-- Do this --
All records are to be retyped faithfully and completely.

-- Raw data --
--------------------
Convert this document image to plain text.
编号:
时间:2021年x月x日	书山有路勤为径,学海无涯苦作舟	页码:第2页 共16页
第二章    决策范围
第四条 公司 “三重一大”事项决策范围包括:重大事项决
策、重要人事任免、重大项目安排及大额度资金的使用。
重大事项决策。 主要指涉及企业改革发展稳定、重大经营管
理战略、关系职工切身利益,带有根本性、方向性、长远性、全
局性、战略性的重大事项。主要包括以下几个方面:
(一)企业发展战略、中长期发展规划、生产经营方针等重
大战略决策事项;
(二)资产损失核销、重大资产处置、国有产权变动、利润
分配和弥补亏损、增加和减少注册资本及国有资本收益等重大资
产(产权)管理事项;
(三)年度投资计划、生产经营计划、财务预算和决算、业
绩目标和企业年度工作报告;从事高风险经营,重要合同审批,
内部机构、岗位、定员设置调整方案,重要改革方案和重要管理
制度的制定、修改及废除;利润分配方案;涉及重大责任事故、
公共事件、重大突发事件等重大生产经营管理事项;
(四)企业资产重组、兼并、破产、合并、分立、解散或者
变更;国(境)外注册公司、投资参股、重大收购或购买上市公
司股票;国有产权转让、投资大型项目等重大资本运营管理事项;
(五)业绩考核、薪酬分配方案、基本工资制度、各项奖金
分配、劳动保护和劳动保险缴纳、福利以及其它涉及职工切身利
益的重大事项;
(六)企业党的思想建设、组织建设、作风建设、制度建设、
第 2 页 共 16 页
--------------------
-- Answer to the task --
Convert this document image to plain text.
编号:
时间:2021年x月x日	书山有路勤为径,学海无涯苦作舟	页码:第2页 共16页
第二章    决策范围
第四条 公司 “三重一大”事项决策范围包括:重大事项决
策、重要人事任免、重大项目安排及大额度资金的使用。
重大事项决策。 主要指涉及企业改革发展稳定、重大经营管
理战略、关系职工切身利益,带有根本性、方向性、长远性、全
局性、战略性的重大事项。主要包括以下几个方面:
(一)企业发展战略、中长期发展规划、生产经营方针等重
大战略决策事项;
(二)资产损失核销、重大资产处置、国有产权变动、利润
分配和弥补亏损、增加和减少注册资本及国有资本收益等重大资
产(产权)管理事项;
(三)年度投资计划、生产经营计划、财务预算和决算、业
绩目标和企业年度工作报告;从事高风险经营,重要合同审批,
内部机构、岗位、定员设置调整方案,重要改革方案和重要管理
制度的制定、修改及废除;利润分配方案;涉及重大责任事故、
公共事件、重大突发事件等重大生产经营管理事项;
(四)企业资产重组、兼并、破产、合并、分立、解散或者
变更;国(境)外注册公司、投资参股、重大收购或购买上市公
司股票;国有产权转让、投资大型项目等重大资本运营管理事项;
(五)业绩考核、薪酬分配方案、基本工资制度、各项奖金
分配、劳动保护和劳动保险缴纳、福利以及其它涉及职工切身利
益的重大事项;
(六)企业党的思想建设、组织建设、作风建设、制度建设、
第 2 页 共 16 页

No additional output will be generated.